EXERCISE DESCRIPTION: Reproduce nothing but the closing run of lines: the line with "Read out every word on this page." and each line that follows it to the end of the data.

EXERCISE MATERIAL:
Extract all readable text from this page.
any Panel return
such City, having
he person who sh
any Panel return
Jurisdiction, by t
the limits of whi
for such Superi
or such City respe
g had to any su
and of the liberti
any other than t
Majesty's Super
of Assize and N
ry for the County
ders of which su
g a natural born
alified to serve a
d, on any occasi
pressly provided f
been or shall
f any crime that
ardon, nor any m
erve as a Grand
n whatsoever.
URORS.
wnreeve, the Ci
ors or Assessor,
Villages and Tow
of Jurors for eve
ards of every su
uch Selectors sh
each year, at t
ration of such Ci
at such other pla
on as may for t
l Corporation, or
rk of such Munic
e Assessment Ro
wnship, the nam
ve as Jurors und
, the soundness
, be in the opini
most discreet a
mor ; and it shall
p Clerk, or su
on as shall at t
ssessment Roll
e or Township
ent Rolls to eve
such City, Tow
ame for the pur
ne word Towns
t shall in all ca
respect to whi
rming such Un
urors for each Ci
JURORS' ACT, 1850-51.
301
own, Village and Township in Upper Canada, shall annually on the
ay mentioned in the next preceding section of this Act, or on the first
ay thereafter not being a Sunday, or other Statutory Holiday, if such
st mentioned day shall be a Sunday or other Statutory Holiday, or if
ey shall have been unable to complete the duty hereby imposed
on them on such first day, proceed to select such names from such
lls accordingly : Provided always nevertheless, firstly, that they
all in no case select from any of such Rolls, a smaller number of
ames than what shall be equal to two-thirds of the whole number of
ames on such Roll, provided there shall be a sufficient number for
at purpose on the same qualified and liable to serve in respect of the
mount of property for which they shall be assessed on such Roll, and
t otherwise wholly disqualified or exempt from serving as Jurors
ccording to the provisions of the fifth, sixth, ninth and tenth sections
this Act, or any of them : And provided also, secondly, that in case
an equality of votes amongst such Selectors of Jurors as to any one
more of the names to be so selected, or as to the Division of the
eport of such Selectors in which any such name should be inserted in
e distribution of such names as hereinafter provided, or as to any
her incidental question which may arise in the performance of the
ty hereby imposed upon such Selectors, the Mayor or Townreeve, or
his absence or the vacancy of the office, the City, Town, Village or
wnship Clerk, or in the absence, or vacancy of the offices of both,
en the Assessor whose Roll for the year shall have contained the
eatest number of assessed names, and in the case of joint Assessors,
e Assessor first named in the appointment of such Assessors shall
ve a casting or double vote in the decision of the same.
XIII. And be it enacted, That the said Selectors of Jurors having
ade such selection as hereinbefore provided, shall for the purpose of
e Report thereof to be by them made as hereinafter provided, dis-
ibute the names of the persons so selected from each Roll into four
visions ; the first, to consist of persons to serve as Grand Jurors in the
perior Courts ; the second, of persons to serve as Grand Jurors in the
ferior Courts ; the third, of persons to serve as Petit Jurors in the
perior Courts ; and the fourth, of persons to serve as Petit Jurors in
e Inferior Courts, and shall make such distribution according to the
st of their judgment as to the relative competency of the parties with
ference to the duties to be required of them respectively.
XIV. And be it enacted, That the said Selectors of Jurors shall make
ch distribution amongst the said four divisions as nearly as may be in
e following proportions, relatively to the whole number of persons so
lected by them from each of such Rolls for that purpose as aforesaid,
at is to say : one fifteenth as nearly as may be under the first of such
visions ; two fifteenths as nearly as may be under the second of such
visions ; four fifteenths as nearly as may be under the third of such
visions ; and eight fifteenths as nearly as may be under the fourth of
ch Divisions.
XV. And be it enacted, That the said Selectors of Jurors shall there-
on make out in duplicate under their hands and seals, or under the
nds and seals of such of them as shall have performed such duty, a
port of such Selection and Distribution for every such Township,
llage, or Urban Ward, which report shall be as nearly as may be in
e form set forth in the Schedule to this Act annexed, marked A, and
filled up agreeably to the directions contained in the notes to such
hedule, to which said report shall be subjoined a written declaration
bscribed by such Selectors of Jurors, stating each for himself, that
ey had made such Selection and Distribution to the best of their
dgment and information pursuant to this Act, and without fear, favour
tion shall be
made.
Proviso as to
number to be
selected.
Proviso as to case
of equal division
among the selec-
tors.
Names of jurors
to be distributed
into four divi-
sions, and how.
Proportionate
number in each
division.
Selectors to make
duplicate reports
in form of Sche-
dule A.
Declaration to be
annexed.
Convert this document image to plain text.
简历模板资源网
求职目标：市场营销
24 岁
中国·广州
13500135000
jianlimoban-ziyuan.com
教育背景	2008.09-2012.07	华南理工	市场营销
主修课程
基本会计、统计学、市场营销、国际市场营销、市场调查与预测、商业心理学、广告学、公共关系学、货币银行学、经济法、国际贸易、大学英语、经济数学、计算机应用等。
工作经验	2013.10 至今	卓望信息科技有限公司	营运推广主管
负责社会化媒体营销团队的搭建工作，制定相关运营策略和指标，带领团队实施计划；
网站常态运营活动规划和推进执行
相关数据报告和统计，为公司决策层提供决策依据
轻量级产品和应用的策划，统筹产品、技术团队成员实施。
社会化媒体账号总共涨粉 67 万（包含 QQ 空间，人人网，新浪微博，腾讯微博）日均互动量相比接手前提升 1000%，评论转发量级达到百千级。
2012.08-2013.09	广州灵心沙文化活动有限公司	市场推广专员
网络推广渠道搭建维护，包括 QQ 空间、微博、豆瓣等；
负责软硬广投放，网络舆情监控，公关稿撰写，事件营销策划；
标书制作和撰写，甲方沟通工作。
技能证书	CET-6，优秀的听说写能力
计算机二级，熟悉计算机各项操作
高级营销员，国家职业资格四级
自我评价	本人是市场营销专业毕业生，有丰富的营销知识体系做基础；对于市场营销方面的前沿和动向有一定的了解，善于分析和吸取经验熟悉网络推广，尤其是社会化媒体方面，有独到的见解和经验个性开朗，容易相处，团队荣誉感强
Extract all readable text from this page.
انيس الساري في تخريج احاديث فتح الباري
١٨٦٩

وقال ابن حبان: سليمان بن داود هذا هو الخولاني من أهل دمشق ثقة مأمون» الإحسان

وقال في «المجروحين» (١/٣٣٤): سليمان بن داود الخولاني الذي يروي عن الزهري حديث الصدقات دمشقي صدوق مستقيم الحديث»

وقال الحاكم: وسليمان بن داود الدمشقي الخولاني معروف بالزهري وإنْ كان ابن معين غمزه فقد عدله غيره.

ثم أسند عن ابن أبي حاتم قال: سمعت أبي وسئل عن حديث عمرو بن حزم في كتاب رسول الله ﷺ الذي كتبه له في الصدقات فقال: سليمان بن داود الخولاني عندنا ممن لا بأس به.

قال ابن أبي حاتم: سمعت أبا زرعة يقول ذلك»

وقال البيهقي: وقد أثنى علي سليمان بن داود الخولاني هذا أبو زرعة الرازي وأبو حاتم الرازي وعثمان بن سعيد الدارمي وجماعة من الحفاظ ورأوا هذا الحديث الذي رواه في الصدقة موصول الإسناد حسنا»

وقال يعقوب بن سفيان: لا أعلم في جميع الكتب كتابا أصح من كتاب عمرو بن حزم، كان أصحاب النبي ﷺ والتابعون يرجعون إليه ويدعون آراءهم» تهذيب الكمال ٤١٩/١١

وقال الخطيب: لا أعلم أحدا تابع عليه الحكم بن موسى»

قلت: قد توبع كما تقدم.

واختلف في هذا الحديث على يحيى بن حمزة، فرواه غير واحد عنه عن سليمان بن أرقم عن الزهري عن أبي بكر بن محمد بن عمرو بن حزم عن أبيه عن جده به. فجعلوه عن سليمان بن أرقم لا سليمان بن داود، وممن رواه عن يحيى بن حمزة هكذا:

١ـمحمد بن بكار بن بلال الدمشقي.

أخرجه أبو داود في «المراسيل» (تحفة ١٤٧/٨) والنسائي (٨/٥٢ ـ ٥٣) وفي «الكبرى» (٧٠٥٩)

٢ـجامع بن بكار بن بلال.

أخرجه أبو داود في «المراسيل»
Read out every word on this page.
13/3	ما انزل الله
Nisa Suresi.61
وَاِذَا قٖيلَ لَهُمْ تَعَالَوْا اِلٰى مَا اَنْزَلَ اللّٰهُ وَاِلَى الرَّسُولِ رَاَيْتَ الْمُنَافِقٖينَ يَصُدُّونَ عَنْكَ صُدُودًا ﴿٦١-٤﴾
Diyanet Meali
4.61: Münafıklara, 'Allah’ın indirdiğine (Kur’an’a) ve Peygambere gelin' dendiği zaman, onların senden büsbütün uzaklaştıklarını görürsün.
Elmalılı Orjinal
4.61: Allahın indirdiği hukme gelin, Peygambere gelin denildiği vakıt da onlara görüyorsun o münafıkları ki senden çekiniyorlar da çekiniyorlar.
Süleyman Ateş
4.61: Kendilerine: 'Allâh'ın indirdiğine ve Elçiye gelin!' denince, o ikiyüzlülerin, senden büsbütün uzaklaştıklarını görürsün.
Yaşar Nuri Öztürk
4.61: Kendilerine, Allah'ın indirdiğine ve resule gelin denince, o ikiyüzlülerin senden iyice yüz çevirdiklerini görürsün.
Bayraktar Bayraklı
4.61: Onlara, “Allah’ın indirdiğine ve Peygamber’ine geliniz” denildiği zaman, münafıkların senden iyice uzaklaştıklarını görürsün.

EXERCISE RESULT:
Read out every word on this page.
13/3	ما انزل الله
Nisa Suresi.61
وَاِذَا قٖيلَ لَهُمْ تَعَالَوْا اِلٰى مَا اَنْزَلَ اللّٰهُ وَاِلَى الرَّسُولِ رَاَيْتَ الْمُنَافِقٖينَ يَصُدُّونَ عَنْكَ صُدُودًا ﴿٦١-٤﴾
Diyanet Meali
4.61: Münafıklara, 'Allah’ın indirdiğine (Kur’an’a) ve Peygambere gelin' dendiği zaman, onların senden büsbütün uzaklaştıklarını görürsün.
Elmalılı Orjinal
4.61: Allahın indirdiği hukme gelin, Peygambere gelin denildiği vakıt da onlara görüyorsun o münafıkları ki senden çekiniyorlar da çekiniyorlar.
Süleyman Ateş
4.61: Kendilerine: 'Allâh'ın indirdiğine ve Elçiye gelin!' denince, o ikiyüzlülerin, senden büsbütün uzaklaştıklarını görürsün.
Yaşar Nuri Öztürk
4.61: Kendilerine, Allah'ın indirdiğine ve resule gelin denince, o ikiyüzlülerin senden iyice yüz çevirdiklerini görürsün.
Bayraktar Bayraklı
4.61: Onlara, “Allah’ın indirdiğine ve Peygamber’ine geliniz” denildiği zaman, münafıkların senden iyice uzaklaştıklarını görürsün.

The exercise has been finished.